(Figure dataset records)
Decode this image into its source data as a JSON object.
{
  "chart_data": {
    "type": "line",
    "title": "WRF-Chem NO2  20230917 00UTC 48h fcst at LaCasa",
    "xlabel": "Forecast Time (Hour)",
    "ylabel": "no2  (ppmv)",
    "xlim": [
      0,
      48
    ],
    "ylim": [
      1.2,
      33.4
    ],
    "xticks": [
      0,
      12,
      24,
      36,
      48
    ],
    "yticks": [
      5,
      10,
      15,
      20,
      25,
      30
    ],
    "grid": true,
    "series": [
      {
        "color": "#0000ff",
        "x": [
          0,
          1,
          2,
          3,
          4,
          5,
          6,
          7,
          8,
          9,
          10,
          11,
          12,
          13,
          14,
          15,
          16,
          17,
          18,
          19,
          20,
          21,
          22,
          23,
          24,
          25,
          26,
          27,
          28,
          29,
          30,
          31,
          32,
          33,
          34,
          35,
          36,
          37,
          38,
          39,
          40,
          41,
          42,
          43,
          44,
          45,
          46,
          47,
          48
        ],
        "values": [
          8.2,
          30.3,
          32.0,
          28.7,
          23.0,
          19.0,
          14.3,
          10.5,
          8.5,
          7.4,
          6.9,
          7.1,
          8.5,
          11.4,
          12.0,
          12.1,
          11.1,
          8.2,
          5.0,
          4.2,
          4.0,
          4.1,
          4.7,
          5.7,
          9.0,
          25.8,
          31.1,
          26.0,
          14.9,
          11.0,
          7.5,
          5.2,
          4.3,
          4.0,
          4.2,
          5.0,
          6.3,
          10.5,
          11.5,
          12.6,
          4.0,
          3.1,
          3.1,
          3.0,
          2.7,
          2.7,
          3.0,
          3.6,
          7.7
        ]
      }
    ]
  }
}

## Task description
Write out all of the records once more, exactly.

## The output
Decode this image into its source data as a JSON object.
{
  "chart_data": {
    "type": "line",
    "title": "WRF-Chem NO2  20230917 00UTC 48h fcst at LaCasa",
    "xlabel": "Forecast Time (Hour)",
    "ylabel": "no2  (ppmv)",
    "xlim": [
      0,
      48
    ],
    "ylim": [
      1.2,
      33.4
    ],
    "xticks": [
      0,
      12,
      24,
      36,
      48
    ],
    "yticks": [
      5,
      10,
      15,
      20,
      25,
      30
    ],
    "grid": true,
    "series": [
      {
        "color": "#0000ff",
        "x": [
          0,
          1,
          2,
          3,
          4,
          5,
          6,
          7,
          8,
          9,
          10,
          11,
          12,
          13,
          14,
          15,
          16,
          17,
          18,
          19,
          20,
          21,
          22,
          23,
          24,
          25,
          26,
          27,
          28,
          29,
          30,
          31,
          32,
          33,
          34,
          35,
          36,
          37,
          38,
          39,
          40,
          41,
          42,
          43,
          44,
          45,
          46,
          47,
          48
        ],
        "values": [
          8.2,
          30.3,
          32.0,
          28.7,
          23.0,
          19.0,
          14.3,
          10.5,
          8.5,
          7.4,
          6.9,
          7.1,
          8.5,
          11.4,
          12.0,
          12.1,
          11.1,
          8.2,
          5.0,
          4.2,
          4.0,
          4.1,
          4.7,
          5.7,
          9.0,
          25.8,
          31.1,
          26.0,
          14.9,
          11.0,
          7.5,
          5.2,
          4.3,
          4.0,
          4.2,
          5.0,
          6.3,
          10.5,
          11.5,
          12.6,
          4.0,
          3.1,
          3.1,
          3.0,
          2.7,
          2.7,
          3.0,
          3.6,
          7.7
        ]
      }
    ]
  }
}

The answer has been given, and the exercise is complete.